• _The request_
From the records, pick out and copy each line containing "name".

• _Data for the task_
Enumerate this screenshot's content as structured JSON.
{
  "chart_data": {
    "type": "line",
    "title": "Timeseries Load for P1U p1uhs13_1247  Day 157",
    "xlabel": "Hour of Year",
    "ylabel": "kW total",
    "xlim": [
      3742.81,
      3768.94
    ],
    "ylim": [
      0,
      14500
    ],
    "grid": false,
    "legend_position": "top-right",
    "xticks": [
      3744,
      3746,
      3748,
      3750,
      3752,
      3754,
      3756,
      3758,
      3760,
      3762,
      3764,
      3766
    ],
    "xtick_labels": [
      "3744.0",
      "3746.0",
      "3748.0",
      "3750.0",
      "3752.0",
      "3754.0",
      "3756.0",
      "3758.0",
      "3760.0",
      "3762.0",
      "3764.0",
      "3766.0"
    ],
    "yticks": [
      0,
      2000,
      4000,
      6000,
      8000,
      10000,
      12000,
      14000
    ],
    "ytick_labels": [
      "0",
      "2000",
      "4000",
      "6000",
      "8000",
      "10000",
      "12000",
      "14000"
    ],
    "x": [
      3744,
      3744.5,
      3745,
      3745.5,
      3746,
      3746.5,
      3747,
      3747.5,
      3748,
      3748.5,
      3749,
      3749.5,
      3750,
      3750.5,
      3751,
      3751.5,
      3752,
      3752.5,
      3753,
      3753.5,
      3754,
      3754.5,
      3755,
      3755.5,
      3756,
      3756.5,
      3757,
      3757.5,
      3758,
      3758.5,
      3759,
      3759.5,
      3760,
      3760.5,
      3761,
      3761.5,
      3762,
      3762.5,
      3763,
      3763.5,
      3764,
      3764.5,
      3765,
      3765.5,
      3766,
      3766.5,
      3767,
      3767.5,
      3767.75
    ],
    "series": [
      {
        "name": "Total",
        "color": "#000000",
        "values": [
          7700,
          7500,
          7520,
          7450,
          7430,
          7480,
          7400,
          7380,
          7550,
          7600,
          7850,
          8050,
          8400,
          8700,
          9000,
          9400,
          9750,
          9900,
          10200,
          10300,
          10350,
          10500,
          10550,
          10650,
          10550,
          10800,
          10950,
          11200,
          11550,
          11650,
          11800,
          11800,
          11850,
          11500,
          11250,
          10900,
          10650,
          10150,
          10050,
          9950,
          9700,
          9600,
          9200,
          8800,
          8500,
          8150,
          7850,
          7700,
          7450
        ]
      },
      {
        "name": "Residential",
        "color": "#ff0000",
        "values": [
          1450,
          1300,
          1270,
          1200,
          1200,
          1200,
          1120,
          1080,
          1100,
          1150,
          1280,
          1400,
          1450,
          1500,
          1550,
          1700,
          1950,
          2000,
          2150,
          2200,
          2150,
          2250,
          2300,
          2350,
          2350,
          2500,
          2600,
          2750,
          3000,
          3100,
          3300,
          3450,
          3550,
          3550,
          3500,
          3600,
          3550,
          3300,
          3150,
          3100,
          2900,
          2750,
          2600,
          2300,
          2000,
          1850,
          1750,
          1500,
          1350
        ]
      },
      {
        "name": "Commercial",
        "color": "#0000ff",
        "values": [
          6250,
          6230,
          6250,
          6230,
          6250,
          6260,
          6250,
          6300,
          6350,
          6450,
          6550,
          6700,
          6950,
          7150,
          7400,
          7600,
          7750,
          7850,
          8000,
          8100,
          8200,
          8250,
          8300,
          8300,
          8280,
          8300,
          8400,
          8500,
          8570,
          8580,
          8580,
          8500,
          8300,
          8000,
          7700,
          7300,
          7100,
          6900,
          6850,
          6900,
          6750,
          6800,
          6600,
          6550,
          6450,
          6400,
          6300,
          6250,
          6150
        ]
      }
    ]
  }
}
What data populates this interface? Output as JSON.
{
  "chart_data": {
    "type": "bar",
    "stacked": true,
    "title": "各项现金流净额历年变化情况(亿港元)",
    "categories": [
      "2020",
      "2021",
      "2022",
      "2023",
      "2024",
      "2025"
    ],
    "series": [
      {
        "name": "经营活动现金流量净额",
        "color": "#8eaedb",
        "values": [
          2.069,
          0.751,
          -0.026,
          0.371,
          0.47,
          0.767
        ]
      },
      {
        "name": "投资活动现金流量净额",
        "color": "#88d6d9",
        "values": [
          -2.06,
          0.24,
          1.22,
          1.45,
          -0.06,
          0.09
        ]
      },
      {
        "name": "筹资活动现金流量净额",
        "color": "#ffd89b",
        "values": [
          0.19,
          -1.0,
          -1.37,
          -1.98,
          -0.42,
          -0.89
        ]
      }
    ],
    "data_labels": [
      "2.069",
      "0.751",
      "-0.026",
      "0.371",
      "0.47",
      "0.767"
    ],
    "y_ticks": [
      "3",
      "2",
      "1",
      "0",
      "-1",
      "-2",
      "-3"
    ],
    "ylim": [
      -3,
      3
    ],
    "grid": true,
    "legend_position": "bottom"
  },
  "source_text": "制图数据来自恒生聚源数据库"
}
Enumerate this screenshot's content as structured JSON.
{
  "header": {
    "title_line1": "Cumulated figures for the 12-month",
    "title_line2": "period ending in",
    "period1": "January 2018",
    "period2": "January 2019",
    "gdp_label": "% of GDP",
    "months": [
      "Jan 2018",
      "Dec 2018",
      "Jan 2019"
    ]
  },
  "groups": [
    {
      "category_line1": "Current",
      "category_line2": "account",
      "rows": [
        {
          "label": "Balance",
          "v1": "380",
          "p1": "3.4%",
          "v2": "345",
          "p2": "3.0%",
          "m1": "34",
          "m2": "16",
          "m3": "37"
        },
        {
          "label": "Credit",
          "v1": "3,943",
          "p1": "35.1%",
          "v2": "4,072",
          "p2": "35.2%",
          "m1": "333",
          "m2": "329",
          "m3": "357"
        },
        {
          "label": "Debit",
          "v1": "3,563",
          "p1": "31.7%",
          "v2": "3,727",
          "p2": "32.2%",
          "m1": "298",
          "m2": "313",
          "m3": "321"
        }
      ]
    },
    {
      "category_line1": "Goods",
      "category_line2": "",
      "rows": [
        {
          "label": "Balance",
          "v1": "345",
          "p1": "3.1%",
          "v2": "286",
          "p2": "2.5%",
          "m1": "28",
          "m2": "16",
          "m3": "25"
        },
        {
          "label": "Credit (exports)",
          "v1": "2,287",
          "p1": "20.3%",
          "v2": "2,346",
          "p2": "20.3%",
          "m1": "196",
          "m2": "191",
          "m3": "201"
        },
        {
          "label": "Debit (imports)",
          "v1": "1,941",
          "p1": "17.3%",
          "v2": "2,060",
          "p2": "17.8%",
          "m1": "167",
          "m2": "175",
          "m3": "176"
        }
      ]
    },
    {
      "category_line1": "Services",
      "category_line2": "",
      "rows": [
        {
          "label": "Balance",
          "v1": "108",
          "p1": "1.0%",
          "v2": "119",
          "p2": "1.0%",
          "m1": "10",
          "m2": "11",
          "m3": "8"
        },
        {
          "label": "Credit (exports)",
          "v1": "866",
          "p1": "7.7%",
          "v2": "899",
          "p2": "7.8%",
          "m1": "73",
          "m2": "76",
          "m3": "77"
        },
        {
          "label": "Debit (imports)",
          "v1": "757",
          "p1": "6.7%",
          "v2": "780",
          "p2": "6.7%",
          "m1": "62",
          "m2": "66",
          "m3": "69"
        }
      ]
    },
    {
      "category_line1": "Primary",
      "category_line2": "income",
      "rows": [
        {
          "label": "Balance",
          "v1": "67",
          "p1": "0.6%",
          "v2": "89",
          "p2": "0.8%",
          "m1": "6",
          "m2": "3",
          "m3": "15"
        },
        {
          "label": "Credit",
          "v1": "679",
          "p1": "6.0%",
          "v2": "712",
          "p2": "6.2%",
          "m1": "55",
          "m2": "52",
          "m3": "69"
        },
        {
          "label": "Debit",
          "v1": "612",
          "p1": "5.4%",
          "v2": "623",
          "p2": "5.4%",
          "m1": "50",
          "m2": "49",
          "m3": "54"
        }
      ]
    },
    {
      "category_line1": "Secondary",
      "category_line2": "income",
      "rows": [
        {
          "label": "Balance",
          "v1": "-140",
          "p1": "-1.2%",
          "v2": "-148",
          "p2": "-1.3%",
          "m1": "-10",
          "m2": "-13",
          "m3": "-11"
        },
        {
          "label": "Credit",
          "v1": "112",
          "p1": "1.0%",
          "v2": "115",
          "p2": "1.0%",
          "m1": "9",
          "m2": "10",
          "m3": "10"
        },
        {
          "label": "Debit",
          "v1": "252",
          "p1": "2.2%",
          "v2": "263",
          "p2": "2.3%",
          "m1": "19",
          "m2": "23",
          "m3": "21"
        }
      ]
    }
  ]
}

• _Output_
        "name": "Total",
        "name": "Residential",
        "name": "Commercial",
        "name": "经营活动现金流量净额",
        "name": "投资活动现金流量净额",
        "name": "筹资活动现金流量净额",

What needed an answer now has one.